Your objective: Transcribe every line exactly and omit anything that is a picture.

Dataset entries on figures
• • • • •
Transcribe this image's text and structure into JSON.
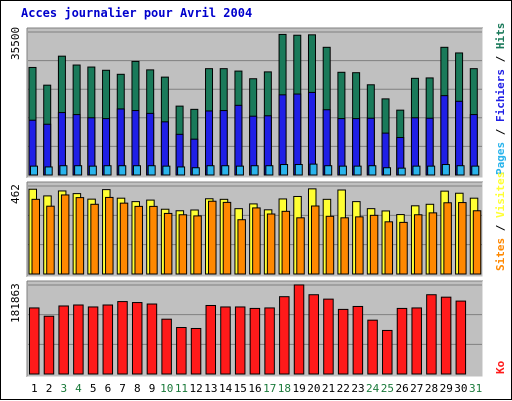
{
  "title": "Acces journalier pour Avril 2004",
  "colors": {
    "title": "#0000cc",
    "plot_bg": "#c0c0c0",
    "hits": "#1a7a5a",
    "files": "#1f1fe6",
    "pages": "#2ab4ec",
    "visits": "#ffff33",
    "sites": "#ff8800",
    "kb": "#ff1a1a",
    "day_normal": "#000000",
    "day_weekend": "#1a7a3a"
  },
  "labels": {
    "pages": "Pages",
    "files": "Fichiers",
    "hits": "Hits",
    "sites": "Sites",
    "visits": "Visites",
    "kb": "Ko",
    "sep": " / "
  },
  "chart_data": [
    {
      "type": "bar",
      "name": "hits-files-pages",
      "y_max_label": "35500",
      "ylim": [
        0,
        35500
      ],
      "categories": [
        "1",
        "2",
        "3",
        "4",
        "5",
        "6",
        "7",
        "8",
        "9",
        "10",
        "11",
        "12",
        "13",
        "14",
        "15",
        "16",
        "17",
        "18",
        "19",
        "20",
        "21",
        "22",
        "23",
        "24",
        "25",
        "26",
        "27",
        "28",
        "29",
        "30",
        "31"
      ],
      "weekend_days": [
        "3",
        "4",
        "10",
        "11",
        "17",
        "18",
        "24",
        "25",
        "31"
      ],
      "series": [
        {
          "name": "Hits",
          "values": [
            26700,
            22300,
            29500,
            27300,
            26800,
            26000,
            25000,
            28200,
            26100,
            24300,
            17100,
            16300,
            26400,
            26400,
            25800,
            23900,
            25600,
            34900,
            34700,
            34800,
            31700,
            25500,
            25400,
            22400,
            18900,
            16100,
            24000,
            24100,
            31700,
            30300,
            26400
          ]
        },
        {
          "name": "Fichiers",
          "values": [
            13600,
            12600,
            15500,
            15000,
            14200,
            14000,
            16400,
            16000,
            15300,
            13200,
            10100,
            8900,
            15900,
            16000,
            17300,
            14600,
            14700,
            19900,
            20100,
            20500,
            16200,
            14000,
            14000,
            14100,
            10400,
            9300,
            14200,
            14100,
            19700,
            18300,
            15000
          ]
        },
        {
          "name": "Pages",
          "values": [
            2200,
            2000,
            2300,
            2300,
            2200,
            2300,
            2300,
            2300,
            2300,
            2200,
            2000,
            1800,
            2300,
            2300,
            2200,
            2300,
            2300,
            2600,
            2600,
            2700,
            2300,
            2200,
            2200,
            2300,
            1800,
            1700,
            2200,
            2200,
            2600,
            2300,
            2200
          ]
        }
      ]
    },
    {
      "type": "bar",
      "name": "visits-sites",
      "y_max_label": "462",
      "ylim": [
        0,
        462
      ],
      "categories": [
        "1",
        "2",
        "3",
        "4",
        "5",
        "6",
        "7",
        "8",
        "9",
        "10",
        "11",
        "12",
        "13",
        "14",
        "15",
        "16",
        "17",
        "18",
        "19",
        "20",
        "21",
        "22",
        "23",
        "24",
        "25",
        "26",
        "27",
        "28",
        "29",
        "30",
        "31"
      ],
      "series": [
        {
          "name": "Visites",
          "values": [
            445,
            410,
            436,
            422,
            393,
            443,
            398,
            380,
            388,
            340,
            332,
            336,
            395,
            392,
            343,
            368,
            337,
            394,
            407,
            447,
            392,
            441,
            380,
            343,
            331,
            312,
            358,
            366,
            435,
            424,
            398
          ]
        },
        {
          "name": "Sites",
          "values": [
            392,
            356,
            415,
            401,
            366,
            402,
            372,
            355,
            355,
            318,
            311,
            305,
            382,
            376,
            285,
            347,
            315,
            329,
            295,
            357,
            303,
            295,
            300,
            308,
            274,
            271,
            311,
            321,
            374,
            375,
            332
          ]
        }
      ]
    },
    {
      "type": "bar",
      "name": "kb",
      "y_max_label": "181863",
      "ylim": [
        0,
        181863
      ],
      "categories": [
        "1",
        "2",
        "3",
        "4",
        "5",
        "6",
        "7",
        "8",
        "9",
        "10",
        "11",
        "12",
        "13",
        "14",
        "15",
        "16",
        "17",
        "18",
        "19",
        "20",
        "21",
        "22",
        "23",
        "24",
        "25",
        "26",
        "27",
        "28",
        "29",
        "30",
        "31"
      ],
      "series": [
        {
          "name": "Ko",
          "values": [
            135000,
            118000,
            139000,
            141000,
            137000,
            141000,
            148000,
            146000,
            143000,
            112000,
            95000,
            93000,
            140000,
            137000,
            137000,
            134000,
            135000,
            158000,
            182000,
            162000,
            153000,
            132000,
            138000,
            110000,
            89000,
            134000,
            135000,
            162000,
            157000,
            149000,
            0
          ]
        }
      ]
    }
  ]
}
• • • • •
Task answer:
Transcribe this image's text and structure into JSON.
{
  "title": "Acces journalier pour Avril 2004",
  "colors": {
    "title": "#0000cc",
    "plot_bg": "#c0c0c0",
    "hits": "#1a7a5a",
    "files": "#1f1fe6",
    "pages": "#2ab4ec",
    "visits": "#ffff33",
    "sites": "#ff8800",
    "kb": "#ff1a1a",
    "day_normal": "#000000",
    "day_weekend": "#1a7a3a"
  },
  "labels": {
    "pages": "Pages",
    "files": "Fichiers",
    "hits": "Hits",
    "sites": "Sites",
    "visits": "Visites",
    "kb": "Ko",
    "sep": " / "
  },
  "chart_data": [
    {
      "type": "bar",
      "name": "hits-files-pages",
      "y_max_label": "35500",
      "ylim": [
        0,
        35500
      ],
      "categories": [
        "1",
        "2",
        "3",
        "4",
        "5",
        "6",
        "7",
        "8",
        "9",
        "10",
        "11",
        "12",
        "13",
        "14",
        "15",
        "16",
        "17",
        "18",
        "19",
        "20",
        "21",
        "22",
        "23",
        "24",
        "25",
        "26",
        "27",
        "28",
        "29",
        "30",
        "31"
      ],
      "weekend_days": [
        "3",
        "4",
        "10",
        "11",
        "17",
        "18",
        "24",
        "25",
        "31"
      ],
      "series": [
        {
          "name": "Hits",
          "values": [
            26700,
            22300,
            29500,
            27300,
            26800,
            26000,
            25000,
            28200,
            26100,
            24300,
            17100,
            16300,
            26400,
            26400,
            25800,
            23900,
            25600,
            34900,
            34700,
            34800,
            31700,
            25500,
            25400,
            22400,
            18900,
            16100,
            24000,
            24100,
            31700,
            30300,
            26400
          ]
        },
        {
          "name": "Fichiers",
          "values": [
            13600,
            12600,
            15500,
            15000,
            14200,
            14000,
            16400,
            16000,
            15300,
            13200,
            10100,
            8900,
            15900,
            16000,
            17300,
            14600,
            14700,
            19900,
            20100,
            20500,
            16200,
            14000,
            14000,
            14100,
            10400,
            9300,
            14200,
            14100,
            19700,
            18300,
            15000
          ]
        },
        {
          "name": "Pages",
          "values": [
            2200,
            2000,
            2300,
            2300,
            2200,
            2300,
            2300,
            2300,
            2300,
            2200,
            2000,
            1800,
            2300,
            2300,
            2200,
            2300,
            2300,
            2600,
            2600,
            2700,
            2300,
            2200,
            2200,
            2300,
            1800,
            1700,
            2200,
            2200,
            2600,
            2300,
            2200
          ]
        }
      ]
    },
    {
      "type": "bar",
      "name": "visits-sites",
      "y_max_label": "462",
      "ylim": [
        0,
        462
      ],
      "categories": [
        "1",
        "2",
        "3",
        "4",
        "5",
        "6",
        "7",
        "8",
        "9",
        "10",
        "11",
        "12",
        "13",
        "14",
        "15",
        "16",
        "17",
        "18",
        "19",
        "20",
        "21",
        "22",
        "23",
        "24",
        "25",
        "26",
        "27",
        "28",
        "29",
        "30",
        "31"
      ],
      "series": [
        {
          "name": "Visites",
          "values": [
            445,
            410,
            436,
            422,
            393,
            443,
            398,
            380,
            388,
            340,
            332,
            336,
            395,
            392,
            343,
            368,
            337,
            394,
            407,
            447,
            392,
            441,
            380,
            343,
            331,
            312,
            358,
            366,
            435,
            424,
            398
          ]
        },
        {
          "name": "Sites",
          "values": [
            392,
            356,
            415,
            401,
            366,
            402,
            372,
            355,
            355,
            318,
            311,
            305,
            382,
            376,
            285,
            347,
            315,
            329,
            295,
            357,
            303,
            295,
            300,
            308,
            274,
            271,
            311,
            321,
            374,
            375,
            332
          ]
        }
      ]
    },
    {
      "type": "bar",
      "name": "kb",
      "y_max_label": "181863",
      "ylim": [
        0,
        181863
      ],
      "categories": [
        "1",
        "2",
        "3",
        "4",
        "5",
        "6",
        "7",
        "8",
        "9",
        "10",
        "11",
        "12",
        "13",
        "14",
        "15",
        "16",
        "17",
        "18",
        "19",
        "20",
        "21",
        "22",
        "23",
        "24",
        "25",
        "26",
        "27",
        "28",
        "29",
        "30",
        "31"
      ],
      "series": [
        {
          "name": "Ko",
          "values": [
            135000,
            118000,
            139000,
            141000,
            137000,
            141000,
            148000,
            146000,
            143000,
            112000,
            95000,
            93000,
            140000,
            137000,
            137000,
            134000,
            135000,
            158000,
            182000,
            162000,
            153000,
            132000,
            138000,
            110000,
            89000,
            134000,
            135000,
            162000,
            157000,
            149000,
            0
          ]
        }
      ]
    }
  ]
}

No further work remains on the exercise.